▸ PROVIDED PASSAGE
+++
The islets average about ten
feet high. Most of them are thickly covered with groves of coconut palms and low trees and
shrubs, which give the islets a total height of 70 or 80 feet. Some beaches are gradual
and sandy, others steep, with broken coral and sandstone slabs.
The village of Fakaofu is
located on a small islet on the west side, scarcely large enough to house its population,
which varies between 450 and 500 persons. The reason all of the inhabitants live crowded
together on this one islet goes back to mutual protection against South American
kidnappers; but it is also caused by the presence here of fresh water wells, lee-side
shelter, and fairly good landing. The island has become so crowded that walls of coral
sandstone, built to protect houses from high waves, have been pushed out into the lagoon,
and the space behind them filled in to provide more land.
+++
▸ SOURCE MATERIAL
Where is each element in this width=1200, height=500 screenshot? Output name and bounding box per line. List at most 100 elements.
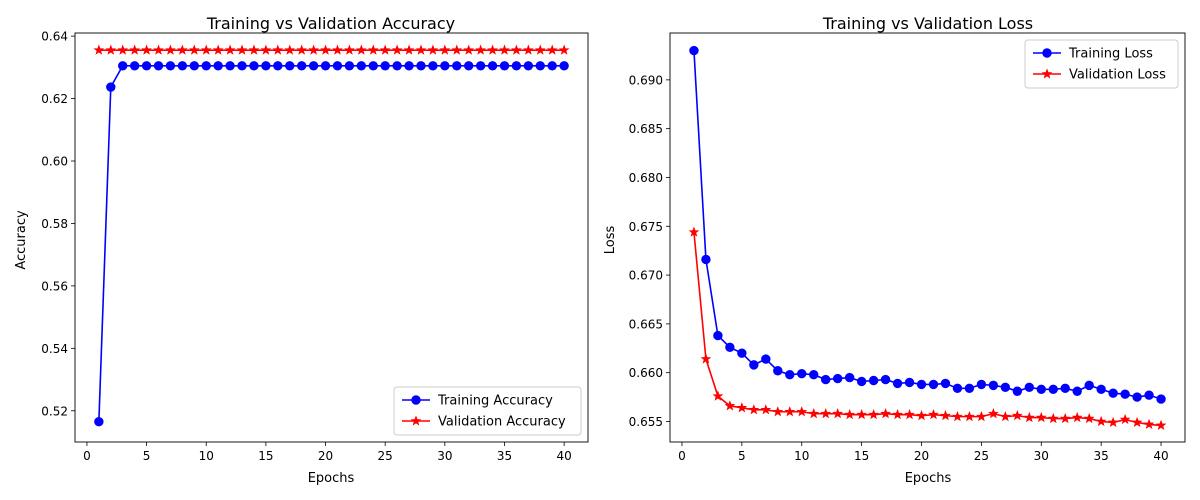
+++
▸ PROBLEMS AND TASKS
- A) Using the passage on Fakaofu, decide whether each statement agrees with it. Give yes or no for each, with the deciding words quoted from the passage.
(i) The islets average about ten feet in height.
(ii) The village of Fakaofu is on an islet on the east side.
(iii) Land has been added by filling in the space behind coral sandstone walls.
- B) Pick up the passage on Fakaofu after its final sentence and continue writing it.
The listing plays no part in this work.

▸ THE RESPONSES
- A)
(i) Yes: "The islets average about ten feet high."
(ii) No: "located on a small islet on the west side"
(iii) Yes: "have been pushed out into the lagoon, and the space behind them filled in to provide more land."

- B)
Visiting Fakaofu, April 2 to
5, 1924, one was impressed by the neatness and orderliness of the village, with gravel
walks, edged with stones, between the substantial thatched houses, enclosing attractive
but closely packed gardens of breadfruit, pandanus, banana, and fragrant-flowered trees
and coconut palms. Their condition was the more remarkable in that houses are periodically
demolished and trees stripped of branches by hurricanes.
Some of the islets are
privately owned, such as Fenua fala, the N.W. islet, which is owned by the Pedro family.
It has luxuriant vegetation, patches of bananas in banked terraces of rich humus, taro
patches, and colourful gardens. The next islet is the Catholic cemetery, appropriately
named Afua (God). Two islets south of Fakaofu is the Protestant cemetery, and the next is
occupied by its caretaker. In 1924 there were 350 Protestants and 80 Catholics.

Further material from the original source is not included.